- [Written request]: Transcribe every entry word for word. Skip the pictures.
================================
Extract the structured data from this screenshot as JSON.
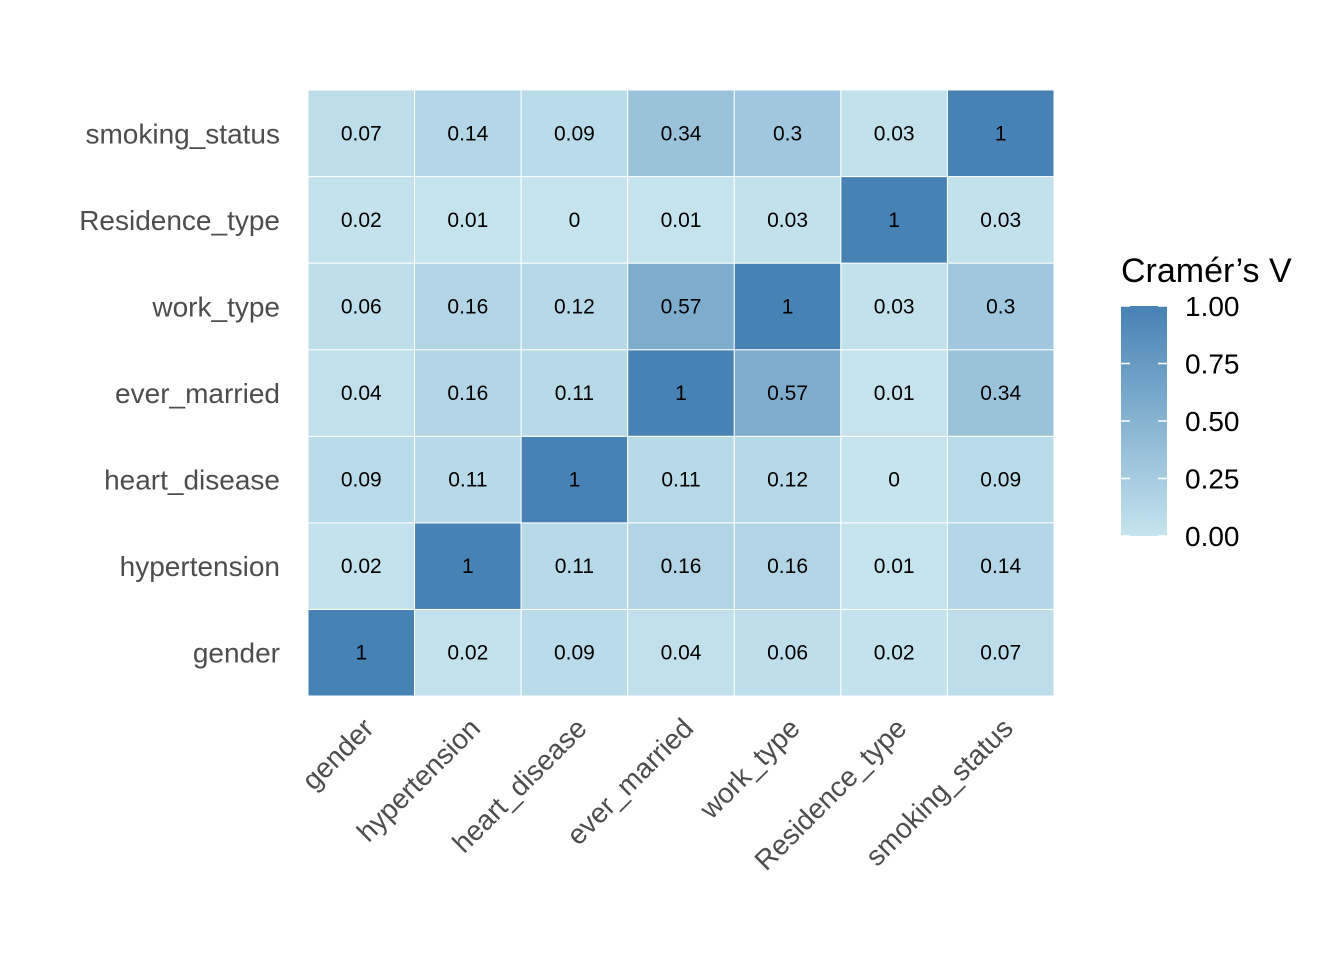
{
  "chart_data": {
    "type": "heatmap",
    "x_categories": [
      "gender",
      "hypertension",
      "heart_disease",
      "ever_married",
      "work_type",
      "Residence_type",
      "smoking_status"
    ],
    "y_categories": [
      "gender",
      "hypertension",
      "heart_disease",
      "ever_married",
      "work_type",
      "Residence_type",
      "smoking_status"
    ],
    "values": [
      [
        1,
        0.02,
        0.09,
        0.04,
        0.06,
        0.02,
        0.07
      ],
      [
        0.02,
        1,
        0.11,
        0.16,
        0.16,
        0.01,
        0.14
      ],
      [
        0.09,
        0.11,
        1,
        0.11,
        0.12,
        0,
        0.09
      ],
      [
        0.04,
        0.16,
        0.11,
        1,
        0.57,
        0.01,
        0.34
      ],
      [
        0.06,
        0.16,
        0.12,
        0.57,
        1,
        0.03,
        0.3
      ],
      [
        0.02,
        0.01,
        0,
        0.01,
        0.03,
        1,
        0.03
      ],
      [
        0.07,
        0.14,
        0.09,
        0.34,
        0.3,
        0.03,
        1
      ]
    ],
    "legend": {
      "title": "Cramér’s V",
      "ticks": [
        "0.00",
        "0.25",
        "0.50",
        "0.75",
        "1.00"
      ],
      "tick_values": [
        0,
        0.25,
        0.5,
        0.75,
        1
      ],
      "placement": "right"
    },
    "color_low": "#c6e4ee",
    "color_high": "#4682b4",
    "value_range": [
      0,
      1
    ],
    "title": "",
    "xlabel": "",
    "ylabel": ""
  }
}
================================
- [The response]:
Extract the structured data from this screenshot as JSON.
{
  "chart_data": {
    "type": "heatmap",
    "x_categories": [
      "gender",
      "hypertension",
      "heart_disease",
      "ever_married",
      "work_type",
      "Residence_type",
      "smoking_status"
    ],
    "y_categories": [
      "gender",
      "hypertension",
      "heart_disease",
      "ever_married",
      "work_type",
      "Residence_type",
      "smoking_status"
    ],
    "values": [
      [
        1,
        0.02,
        0.09,
        0.04,
        0.06,
        0.02,
        0.07
      ],
      [
        0.02,
        1,
        0.11,
        0.16,
        0.16,
        0.01,
        0.14
      ],
      [
        0.09,
        0.11,
        1,
        0.11,
        0.12,
        0,
        0.09
      ],
      [
        0.04,
        0.16,
        0.11,
        1,
        0.57,
        0.01,
        0.34
      ],
      [
        0.06,
        0.16,
        0.12,
        0.57,
        1,
        0.03,
        0.3
      ],
      [
        0.02,
        0.01,
        0,
        0.01,
        0.03,
        1,
        0.03
      ],
      [
        0.07,
        0.14,
        0.09,
        0.34,
        0.3,
        0.03,
        1
      ]
    ],
    "legend": {
      "title": "Cramér’s V",
      "ticks": [
        "0.00",
        "0.25",
        "0.50",
        "0.75",
        "1.00"
      ],
      "tick_values": [
        0,
        0.25,
        0.5,
        0.75,
        1
      ],
      "placement": "right"
    },
    "color_low": "#c6e4ee",
    "color_high": "#4682b4",
    "value_range": [
      0,
      1
    ],
    "title": "",
    "xlabel": "",
    "ylabel": ""
  }
}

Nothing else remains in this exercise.